◆ PROBLEM DETAILS
In every row, rename "sidebar-item-label" to "nav-item-label" and leave everything else unchanged.

◆ INFORMATION SHOWN
▬▬▬▬▬▬

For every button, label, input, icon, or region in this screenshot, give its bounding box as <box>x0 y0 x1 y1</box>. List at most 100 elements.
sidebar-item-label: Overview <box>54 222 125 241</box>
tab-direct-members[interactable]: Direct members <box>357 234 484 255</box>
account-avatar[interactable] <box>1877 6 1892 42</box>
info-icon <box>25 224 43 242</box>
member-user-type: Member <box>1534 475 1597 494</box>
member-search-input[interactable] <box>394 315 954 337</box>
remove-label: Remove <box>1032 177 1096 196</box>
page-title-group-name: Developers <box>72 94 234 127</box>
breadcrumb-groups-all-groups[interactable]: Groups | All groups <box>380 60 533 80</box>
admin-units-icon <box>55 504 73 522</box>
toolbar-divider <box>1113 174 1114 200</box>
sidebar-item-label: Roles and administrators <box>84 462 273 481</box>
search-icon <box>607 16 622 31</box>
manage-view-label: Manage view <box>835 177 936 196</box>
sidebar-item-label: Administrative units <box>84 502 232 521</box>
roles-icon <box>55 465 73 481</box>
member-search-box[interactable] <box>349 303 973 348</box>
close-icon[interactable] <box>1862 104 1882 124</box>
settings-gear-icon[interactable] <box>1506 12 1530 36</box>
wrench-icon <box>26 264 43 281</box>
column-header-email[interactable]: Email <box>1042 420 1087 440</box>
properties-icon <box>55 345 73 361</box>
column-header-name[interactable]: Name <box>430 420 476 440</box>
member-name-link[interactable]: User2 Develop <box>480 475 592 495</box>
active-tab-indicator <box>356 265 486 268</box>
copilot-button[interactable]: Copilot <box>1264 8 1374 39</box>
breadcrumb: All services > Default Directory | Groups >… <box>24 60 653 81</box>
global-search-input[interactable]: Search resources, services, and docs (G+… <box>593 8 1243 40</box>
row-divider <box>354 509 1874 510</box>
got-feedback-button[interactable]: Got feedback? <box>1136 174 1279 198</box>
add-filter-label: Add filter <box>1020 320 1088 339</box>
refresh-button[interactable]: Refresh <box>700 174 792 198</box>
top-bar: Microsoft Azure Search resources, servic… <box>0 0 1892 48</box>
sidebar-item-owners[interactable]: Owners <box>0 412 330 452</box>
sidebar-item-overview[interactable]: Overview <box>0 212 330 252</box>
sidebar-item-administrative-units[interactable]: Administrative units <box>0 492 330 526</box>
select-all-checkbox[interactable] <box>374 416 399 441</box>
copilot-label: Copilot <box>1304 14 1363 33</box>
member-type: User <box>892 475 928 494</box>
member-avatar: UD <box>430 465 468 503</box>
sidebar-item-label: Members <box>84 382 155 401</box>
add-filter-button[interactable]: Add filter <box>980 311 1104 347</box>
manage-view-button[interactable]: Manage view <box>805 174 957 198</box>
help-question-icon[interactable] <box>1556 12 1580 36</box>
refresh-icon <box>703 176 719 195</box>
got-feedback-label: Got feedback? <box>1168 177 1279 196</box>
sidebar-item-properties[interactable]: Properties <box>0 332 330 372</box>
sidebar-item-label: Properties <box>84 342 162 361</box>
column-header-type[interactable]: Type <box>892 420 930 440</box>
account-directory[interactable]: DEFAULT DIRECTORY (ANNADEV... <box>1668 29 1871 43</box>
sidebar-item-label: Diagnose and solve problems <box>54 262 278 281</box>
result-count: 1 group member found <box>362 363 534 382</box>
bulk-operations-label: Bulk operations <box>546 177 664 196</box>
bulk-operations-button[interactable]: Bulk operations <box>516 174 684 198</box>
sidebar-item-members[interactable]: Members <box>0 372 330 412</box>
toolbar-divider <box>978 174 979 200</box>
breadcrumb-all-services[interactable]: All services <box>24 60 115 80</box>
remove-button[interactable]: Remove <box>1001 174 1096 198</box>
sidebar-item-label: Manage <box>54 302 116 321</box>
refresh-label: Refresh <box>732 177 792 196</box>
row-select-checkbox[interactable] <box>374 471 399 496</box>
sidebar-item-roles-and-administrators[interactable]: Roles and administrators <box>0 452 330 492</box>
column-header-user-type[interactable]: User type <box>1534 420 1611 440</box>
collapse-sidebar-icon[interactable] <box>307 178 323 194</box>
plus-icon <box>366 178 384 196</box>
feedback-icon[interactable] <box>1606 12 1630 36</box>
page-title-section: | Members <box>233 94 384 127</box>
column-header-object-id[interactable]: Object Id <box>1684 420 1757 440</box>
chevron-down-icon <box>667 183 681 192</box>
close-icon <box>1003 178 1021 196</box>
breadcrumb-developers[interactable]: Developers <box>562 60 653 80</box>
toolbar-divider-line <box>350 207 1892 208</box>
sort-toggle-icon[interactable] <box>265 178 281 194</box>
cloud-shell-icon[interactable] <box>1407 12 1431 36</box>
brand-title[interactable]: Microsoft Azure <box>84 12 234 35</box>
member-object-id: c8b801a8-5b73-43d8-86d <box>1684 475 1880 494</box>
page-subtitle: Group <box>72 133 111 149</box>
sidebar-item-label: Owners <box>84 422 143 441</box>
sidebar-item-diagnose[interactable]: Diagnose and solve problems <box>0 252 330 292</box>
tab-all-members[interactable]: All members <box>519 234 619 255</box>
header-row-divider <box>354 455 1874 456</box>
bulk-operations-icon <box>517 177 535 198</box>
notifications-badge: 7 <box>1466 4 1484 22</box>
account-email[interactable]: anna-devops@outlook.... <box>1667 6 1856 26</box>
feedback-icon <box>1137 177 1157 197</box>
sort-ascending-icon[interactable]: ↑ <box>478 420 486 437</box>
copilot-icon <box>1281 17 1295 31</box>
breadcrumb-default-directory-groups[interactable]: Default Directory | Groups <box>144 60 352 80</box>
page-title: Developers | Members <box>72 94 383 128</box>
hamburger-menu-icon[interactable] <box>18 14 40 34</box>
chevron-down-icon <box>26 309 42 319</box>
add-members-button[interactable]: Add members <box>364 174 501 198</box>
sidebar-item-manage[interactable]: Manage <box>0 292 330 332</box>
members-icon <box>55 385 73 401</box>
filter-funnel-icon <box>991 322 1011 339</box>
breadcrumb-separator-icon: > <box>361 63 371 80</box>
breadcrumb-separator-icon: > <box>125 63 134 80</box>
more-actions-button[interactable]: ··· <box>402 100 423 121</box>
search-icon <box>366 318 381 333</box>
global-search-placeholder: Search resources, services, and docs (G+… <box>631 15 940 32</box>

▬▬▬▬▬▬

◆ COMPLETE RESPONSE
For every button, label, input, icon, or region in this screenshot, give its bounding box as <box>x0 y0 x1 y1</box>. List at most 100 elements.
nav-item-label: Overview <box>54 222 125 241</box>
tab-direct-members[interactable]: Direct members <box>357 234 484 255</box>
account-avatar[interactable] <box>1877 6 1892 42</box>
info-icon <box>25 224 43 242</box>
member-user-type: Member <box>1534 475 1597 494</box>
member-search-input[interactable] <box>394 315 954 337</box>
remove-label: Remove <box>1032 177 1096 196</box>
page-title-group-name: Developers <box>72 94 234 127</box>
breadcrumb-groups-all-groups[interactable]: Groups | All groups <box>380 60 533 80</box>
admin-units-icon <box>55 504 73 522</box>
toolbar-divider <box>1113 174 1114 200</box>
nav-item-label: Roles and administrators <box>84 462 273 481</box>
search-icon <box>607 16 622 31</box>
manage-view-label: Manage view <box>835 177 936 196</box>
nav-item-label: Administrative units <box>84 502 232 521</box>
roles-icon <box>55 465 73 481</box>
member-search-box[interactable] <box>349 303 973 348</box>
close-icon[interactable] <box>1862 104 1882 124</box>
settings-gear-icon[interactable] <box>1506 12 1530 36</box>
wrench-icon <box>26 264 43 281</box>
column-header-email[interactable]: Email <box>1042 420 1087 440</box>
properties-icon <box>55 345 73 361</box>
column-header-name[interactable]: Name <box>430 420 476 440</box>
member-name-link[interactable]: User2 Develop <box>480 475 592 495</box>
active-tab-indicator <box>356 265 486 268</box>
copilot-button[interactable]: Copilot <box>1264 8 1374 39</box>
breadcrumb: All services > Default Directory | Groups >… <box>24 60 653 81</box>
global-search-input[interactable]: Search resources, services, and docs (G+… <box>593 8 1243 40</box>
row-divider <box>354 509 1874 510</box>
got-feedback-button[interactable]: Got feedback? <box>1136 174 1279 198</box>
add-filter-label: Add filter <box>1020 320 1088 339</box>
refresh-button[interactable]: Refresh <box>700 174 792 198</box>
top-bar: Microsoft Azure Search resources, servic… <box>0 0 1892 48</box>
sidebar-item-owners[interactable]: Owners <box>0 412 330 452</box>
sidebar-item-overview[interactable]: Overview <box>0 212 330 252</box>
sidebar-item-administrative-units[interactable]: Administrative units <box>0 492 330 526</box>
select-all-checkbox[interactable] <box>374 416 399 441</box>
copilot-label: Copilot <box>1304 14 1363 33</box>
member-type: User <box>892 475 928 494</box>
member-avatar: UD <box>430 465 468 503</box>
nav-item-label: Members <box>84 382 155 401</box>
add-filter-button[interactable]: Add filter <box>980 311 1104 347</box>
manage-view-button[interactable]: Manage view <box>805 174 957 198</box>
help-question-icon[interactable] <box>1556 12 1580 36</box>
refresh-icon <box>703 176 719 195</box>
got-feedback-label: Got feedback? <box>1168 177 1279 196</box>
sidebar-item-properties[interactable]: Properties <box>0 332 330 372</box>
nav-item-label: Properties <box>84 342 162 361</box>
column-header-type[interactable]: Type <box>892 420 930 440</box>
account-directory[interactable]: DEFAULT DIRECTORY (ANNADEV... <box>1668 29 1871 43</box>
nav-item-label: Diagnose and solve problems <box>54 262 278 281</box>
result-count: 1 group member found <box>362 363 534 382</box>
bulk-operations-label: Bulk operations <box>546 177 664 196</box>
bulk-operations-button[interactable]: Bulk operations <box>516 174 684 198</box>
sidebar-item-members[interactable]: Members <box>0 372 330 412</box>
toolbar-divider <box>978 174 979 200</box>
breadcrumb-all-services[interactable]: All services <box>24 60 115 80</box>
remove-button[interactable]: Remove <box>1001 174 1096 198</box>
nav-item-label: Manage <box>54 302 116 321</box>
refresh-label: Refresh <box>732 177 792 196</box>
row-select-checkbox[interactable] <box>374 471 399 496</box>
sidebar-item-roles-and-administrators[interactable]: Roles and administrators <box>0 452 330 492</box>
column-header-user-type[interactable]: User type <box>1534 420 1611 440</box>
collapse-sidebar-icon[interactable] <box>307 178 323 194</box>
plus-icon <box>366 178 384 196</box>
feedback-icon[interactable] <box>1606 12 1630 36</box>
page-title-section: | Members <box>233 94 384 127</box>
column-header-object-id[interactable]: Object Id <box>1684 420 1757 440</box>
chevron-down-icon <box>667 183 681 192</box>
close-icon <box>1003 178 1021 196</box>
breadcrumb-developers[interactable]: Developers <box>562 60 653 80</box>
toolbar-divider-line <box>350 207 1892 208</box>
sort-toggle-icon[interactable] <box>265 178 281 194</box>
cloud-shell-icon[interactable] <box>1407 12 1431 36</box>
brand-title[interactable]: Microsoft Azure <box>84 12 234 35</box>
member-object-id: c8b801a8-5b73-43d8-86d <box>1684 475 1880 494</box>
page-subtitle: Group <box>72 133 111 149</box>
nav-item-label: Owners <box>84 422 143 441</box>
sidebar-item-diagnose[interactable]: Diagnose and solve problems <box>0 252 330 292</box>
tab-all-members[interactable]: All members <box>519 234 619 255</box>
header-row-divider <box>354 455 1874 456</box>
bulk-operations-icon <box>517 177 535 198</box>
notifications-badge: 7 <box>1466 4 1484 22</box>
account-email[interactable]: anna-devops@outlook.... <box>1667 6 1856 26</box>
feedback-icon <box>1137 177 1157 197</box>
sort-ascending-icon[interactable]: ↑ <box>478 420 486 437</box>
copilot-icon <box>1281 17 1295 31</box>
breadcrumb-default-directory-groups[interactable]: Default Directory | Groups <box>144 60 352 80</box>
page-title: Developers | Members <box>72 94 383 128</box>
hamburger-menu-icon[interactable] <box>18 14 40 34</box>
chevron-down-icon <box>26 309 42 319</box>
add-members-button[interactable]: Add members <box>364 174 501 198</box>
sidebar-item-manage[interactable]: Manage <box>0 292 330 332</box>
members-icon <box>55 385 73 401</box>
filter-funnel-icon <box>991 322 1011 339</box>
breadcrumb-separator-icon: > <box>361 63 371 80</box>
breadcrumb-separator-icon: > <box>125 63 134 80</box>
more-actions-button[interactable]: ··· <box>402 100 423 121</box>
search-icon <box>366 318 381 333</box>
global-search-placeholder: Search resources, services, and docs (G+… <box>631 15 940 32</box>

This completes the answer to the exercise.